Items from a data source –

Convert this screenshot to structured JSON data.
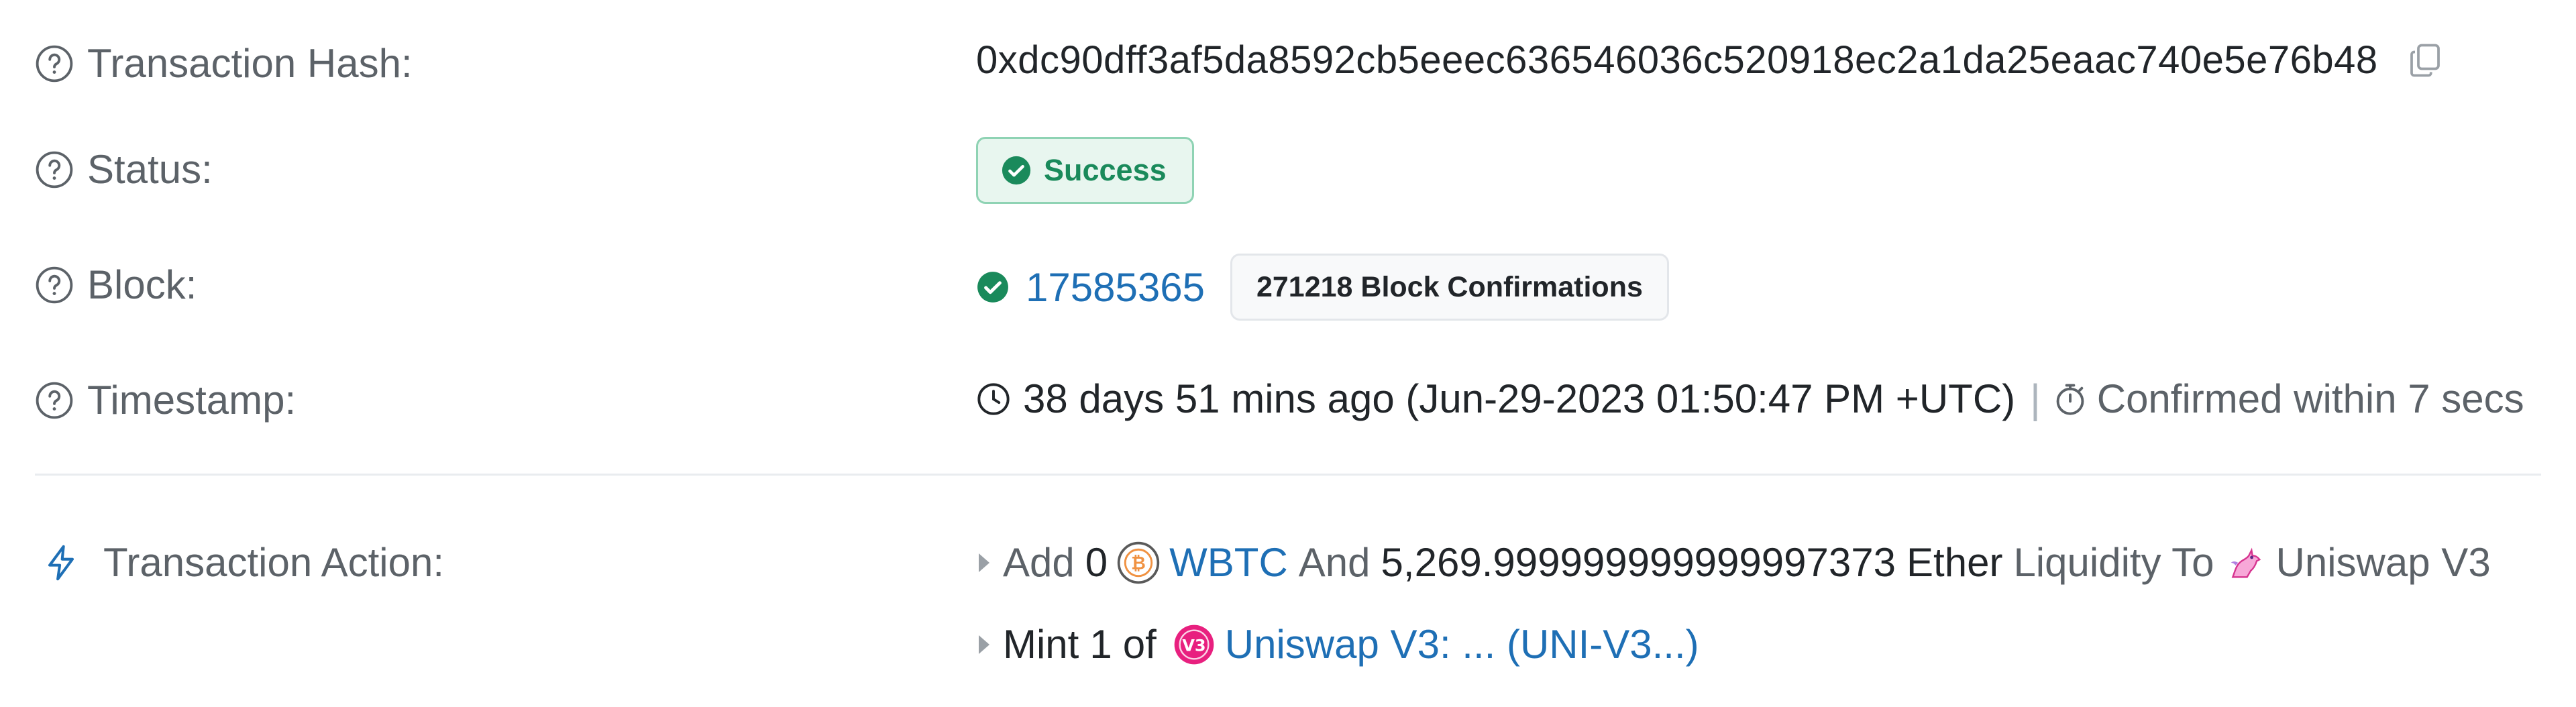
{
  "hash": {
    "label": "Transaction Hash:",
    "value": "0xdc90dff3af5da8592cb5eeec636546036c520918ec2a1da25eaac740e5e76b48"
  },
  "status": {
    "label": "Status:",
    "value": "Success",
    "color": "#1a8a5b"
  },
  "block": {
    "label": "Block:",
    "number": "17585365",
    "confirmations": "271218 Block Confirmations"
  },
  "timestamp": {
    "label": "Timestamp:",
    "relative": "38 days 51 mins ago (Jun-29-2023 01:50:47 PM +UTC)",
    "separator": "|",
    "confirmed": "Confirmed within 7 secs"
  },
  "action": {
    "label": "Transaction Action:",
    "line1": {
      "add": "Add",
      "amount": "0",
      "token": "WBTC",
      "and": "And",
      "ether_amount": "5,269.999999999999997373",
      "ether": "Ether",
      "liquidity_to": "Liquidity To",
      "protocol": "Uniswap V3"
    },
    "line2": {
      "mint": "Mint",
      "count": "1",
      "of": "of",
      "nft": "Uniswap V3: ... (UNI-V3...)"
    }
  },
  "colors": {
    "link": "#1e6fb5",
    "muted": "#5c6268",
    "success_bg": "#e8f6ef",
    "success_border": "#8fd3b4"
  }
}
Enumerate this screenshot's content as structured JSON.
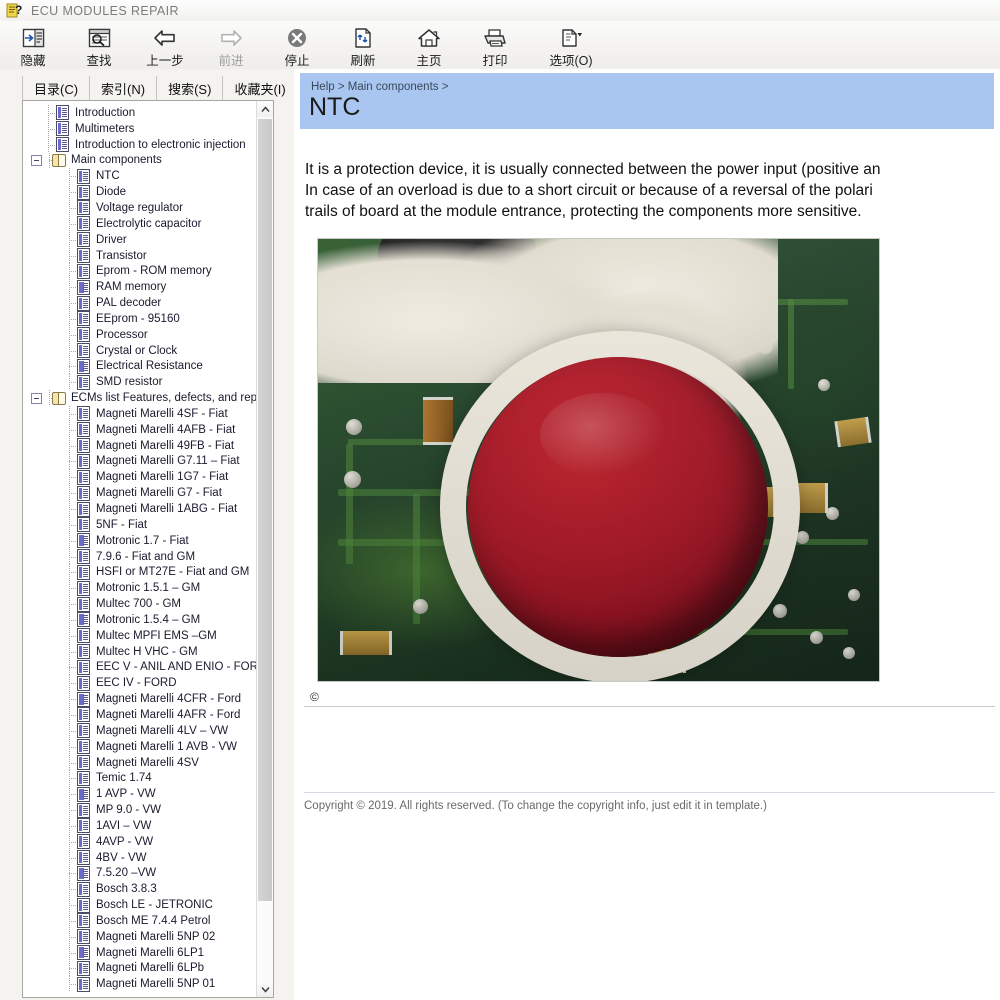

REQUIREMENT – List all lines in the material containing the string "value".

ANSWER FOR THIS EXERCISE –
    "value": "0xdc90dff3af5da8592cb5eeec636546036c520918ec2a1da25eaac740e5e76b48"
    "value": "Success",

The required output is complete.